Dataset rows
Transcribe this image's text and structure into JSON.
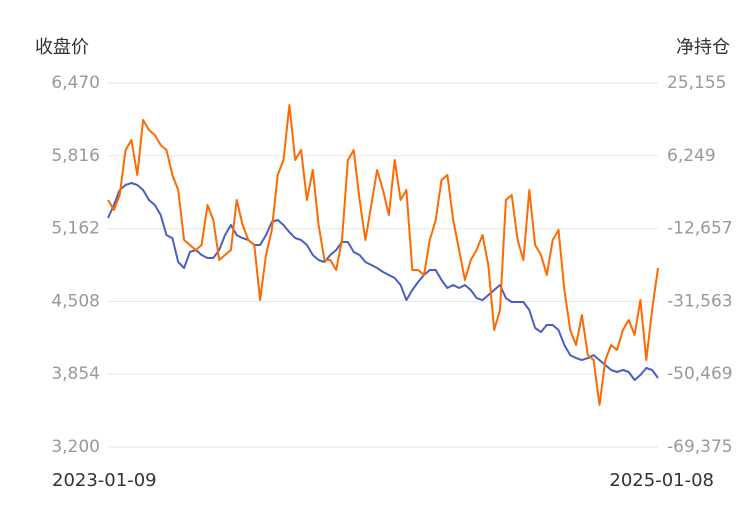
{
  "chart_data": {
    "type": "line",
    "y_label": "收盘价",
    "y2_label": "净持仓",
    "categories": [
      "2023-01-09",
      null,
      null,
      null,
      null,
      null,
      null,
      null,
      null,
      null,
      null,
      null,
      null,
      null,
      null,
      null,
      null,
      null,
      null,
      null,
      null,
      null,
      null,
      null,
      null,
      null,
      null,
      null,
      null,
      null,
      null,
      null,
      null,
      null,
      null,
      null,
      null,
      null,
      null,
      null,
      null,
      null,
      null,
      null,
      null,
      null,
      null,
      null,
      null,
      null,
      null,
      null,
      null,
      null,
      null,
      null,
      null,
      null,
      null,
      null,
      null,
      null,
      null,
      null,
      null,
      null,
      null,
      null,
      null,
      null,
      null,
      null,
      null,
      null,
      null,
      null,
      null,
      null,
      null,
      null,
      null,
      null,
      null,
      null,
      null,
      null,
      null,
      null,
      null,
      null,
      null,
      null,
      null,
      null,
      "2025-01-08"
    ],
    "series": [
      {
        "name": "收盘价",
        "color": "#4a5fc1",
        "axis": "y",
        "values": [
          5257,
          5374,
          5509,
          5554,
          5572,
          5554,
          5509,
          5419,
          5374,
          5284,
          5104,
          5077,
          4862,
          4808,
          4952,
          4970,
          4925,
          4898,
          4898,
          4970,
          5104,
          5194,
          5104,
          5077,
          5060,
          5015,
          5015,
          5104,
          5221,
          5239,
          5194,
          5131,
          5077,
          5060,
          5015,
          4925,
          4880,
          4862,
          4925,
          4970,
          5042,
          5042,
          4952,
          4925,
          4862,
          4835,
          4808,
          4772,
          4745,
          4718,
          4655,
          4520,
          4610,
          4682,
          4745,
          4790,
          4790,
          4700,
          4628,
          4655,
          4628,
          4655,
          4610,
          4538,
          4520,
          4565,
          4610,
          4655,
          4538,
          4503,
          4503,
          4503,
          4431,
          4269,
          4233,
          4296,
          4296,
          4251,
          4116,
          4026,
          3999,
          3981,
          3999,
          4026,
          3981,
          3937,
          3892,
          3874,
          3892,
          3874,
          3802,
          3847,
          3910,
          3892,
          3820
        ]
      },
      {
        "name": "净持仓",
        "color": "#ff6a00",
        "axis": "y2",
        "values": [
          -5230,
          -7827,
          -3931,
          7755,
          10352,
          1263,
          15546,
          12949,
          11651,
          9054,
          7755,
          1263,
          -2633,
          -15618,
          -16916,
          -18215,
          -16916,
          -6528,
          -10424,
          -20812,
          -19513,
          -18215,
          -5230,
          -11722,
          -15618,
          -16916,
          -31200,
          -19513,
          -13021,
          1263,
          5158,
          19442,
          5158,
          7755,
          -5230,
          2561,
          -11722,
          -20812,
          -20812,
          -23409,
          -15618,
          5158,
          7755,
          -5230,
          -15618,
          -6528,
          2561,
          -2633,
          -9125,
          5158,
          -5230,
          -2633,
          -23409,
          -23409,
          -24707,
          -15618,
          -10424,
          -36,
          1263,
          -10424,
          -18215,
          -26006,
          -20812,
          -18215,
          -14319,
          -22110,
          -38992,
          -33797,
          -5230,
          -3931,
          -15618,
          -20812,
          -2633,
          -16916,
          -19513,
          -24707,
          -15618,
          -13021,
          -28602,
          -38992,
          -42886,
          -35095,
          -45483,
          -46782,
          -58468,
          -46782,
          -42886,
          -44185,
          -38992,
          -36394,
          -40291,
          -31200,
          -46782,
          -33797,
          -22888
        ]
      }
    ],
    "ylim": [
      3200,
      6470
    ],
    "yticks": [
      {
        "value": 3200,
        "label": "3,200"
      },
      {
        "value": 3854,
        "label": "3,854"
      },
      {
        "value": 4508,
        "label": "4,508"
      },
      {
        "value": 5162,
        "label": "5,162"
      },
      {
        "value": 5816,
        "label": "5,816"
      },
      {
        "value": 6470,
        "label": "6,470"
      }
    ],
    "y2lim": [
      -69375,
      25155
    ],
    "y2ticks": [
      {
        "value": -69375,
        "label": "-69,375"
      },
      {
        "value": -50469,
        "label": "-50,469"
      },
      {
        "value": -31563,
        "label": "-31,563"
      },
      {
        "value": -12657,
        "label": "-12,657"
      },
      {
        "value": 6249,
        "label": "6,249"
      },
      {
        "value": 25155,
        "label": "25,155"
      }
    ],
    "grid": true
  }
}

(PROBLEM REQUIREMENTS) Working from the material above, transcribe it exactly while omitting pictures.

(FINAL ANSWER)
Transcribe this image's text and structure into JSON.
{
  "chart_data": {
    "type": "line",
    "y_label": "收盘价",
    "y2_label": "净持仓",
    "categories": [
      "2023-01-09",
      null,
      null,
      null,
      null,
      null,
      null,
      null,
      null,
      null,
      null,
      null,
      null,
      null,
      null,
      null,
      null,
      null,
      null,
      null,
      null,
      null,
      null,
      null,
      null,
      null,
      null,
      null,
      null,
      null,
      null,
      null,
      null,
      null,
      null,
      null,
      null,
      null,
      null,
      null,
      null,
      null,
      null,
      null,
      null,
      null,
      null,
      null,
      null,
      null,
      null,
      null,
      null,
      null,
      null,
      null,
      null,
      null,
      null,
      null,
      null,
      null,
      null,
      null,
      null,
      null,
      null,
      null,
      null,
      null,
      null,
      null,
      null,
      null,
      null,
      null,
      null,
      null,
      null,
      null,
      null,
      null,
      null,
      null,
      null,
      null,
      null,
      null,
      null,
      null,
      null,
      null,
      null,
      null,
      "2025-01-08"
    ],
    "series": [
      {
        "name": "收盘价",
        "color": "#4a5fc1",
        "axis": "y",
        "values": [
          5257,
          5374,
          5509,
          5554,
          5572,
          5554,
          5509,
          5419,
          5374,
          5284,
          5104,
          5077,
          4862,
          4808,
          4952,
          4970,
          4925,
          4898,
          4898,
          4970,
          5104,
          5194,
          5104,
          5077,
          5060,
          5015,
          5015,
          5104,
          5221,
          5239,
          5194,
          5131,
          5077,
          5060,
          5015,
          4925,
          4880,
          4862,
          4925,
          4970,
          5042,
          5042,
          4952,
          4925,
          4862,
          4835,
          4808,
          4772,
          4745,
          4718,
          4655,
          4520,
          4610,
          4682,
          4745,
          4790,
          4790,
          4700,
          4628,
          4655,
          4628,
          4655,
          4610,
          4538,
          4520,
          4565,
          4610,
          4655,
          4538,
          4503,
          4503,
          4503,
          4431,
          4269,
          4233,
          4296,
          4296,
          4251,
          4116,
          4026,
          3999,
          3981,
          3999,
          4026,
          3981,
          3937,
          3892,
          3874,
          3892,
          3874,
          3802,
          3847,
          3910,
          3892,
          3820
        ]
      },
      {
        "name": "净持仓",
        "color": "#ff6a00",
        "axis": "y2",
        "values": [
          -5230,
          -7827,
          -3931,
          7755,
          10352,
          1263,
          15546,
          12949,
          11651,
          9054,
          7755,
          1263,
          -2633,
          -15618,
          -16916,
          -18215,
          -16916,
          -6528,
          -10424,
          -20812,
          -19513,
          -18215,
          -5230,
          -11722,
          -15618,
          -16916,
          -31200,
          -19513,
          -13021,
          1263,
          5158,
          19442,
          5158,
          7755,
          -5230,
          2561,
          -11722,
          -20812,
          -20812,
          -23409,
          -15618,
          5158,
          7755,
          -5230,
          -15618,
          -6528,
          2561,
          -2633,
          -9125,
          5158,
          -5230,
          -2633,
          -23409,
          -23409,
          -24707,
          -15618,
          -10424,
          -36,
          1263,
          -10424,
          -18215,
          -26006,
          -20812,
          -18215,
          -14319,
          -22110,
          -38992,
          -33797,
          -5230,
          -3931,
          -15618,
          -20812,
          -2633,
          -16916,
          -19513,
          -24707,
          -15618,
          -13021,
          -28602,
          -38992,
          -42886,
          -35095,
          -45483,
          -46782,
          -58468,
          -46782,
          -42886,
          -44185,
          -38992,
          -36394,
          -40291,
          -31200,
          -46782,
          -33797,
          -22888
        ]
      }
    ],
    "ylim": [
      3200,
      6470
    ],
    "yticks": [
      {
        "value": 3200,
        "label": "3,200"
      },
      {
        "value": 3854,
        "label": "3,854"
      },
      {
        "value": 4508,
        "label": "4,508"
      },
      {
        "value": 5162,
        "label": "5,162"
      },
      {
        "value": 5816,
        "label": "5,816"
      },
      {
        "value": 6470,
        "label": "6,470"
      }
    ],
    "y2lim": [
      -69375,
      25155
    ],
    "y2ticks": [
      {
        "value": -69375,
        "label": "-69,375"
      },
      {
        "value": -50469,
        "label": "-50,469"
      },
      {
        "value": -31563,
        "label": "-31,563"
      },
      {
        "value": -12657,
        "label": "-12,657"
      },
      {
        "value": 6249,
        "label": "6,249"
      },
      {
        "value": 25155,
        "label": "25,155"
      }
    ],
    "grid": true
  }
}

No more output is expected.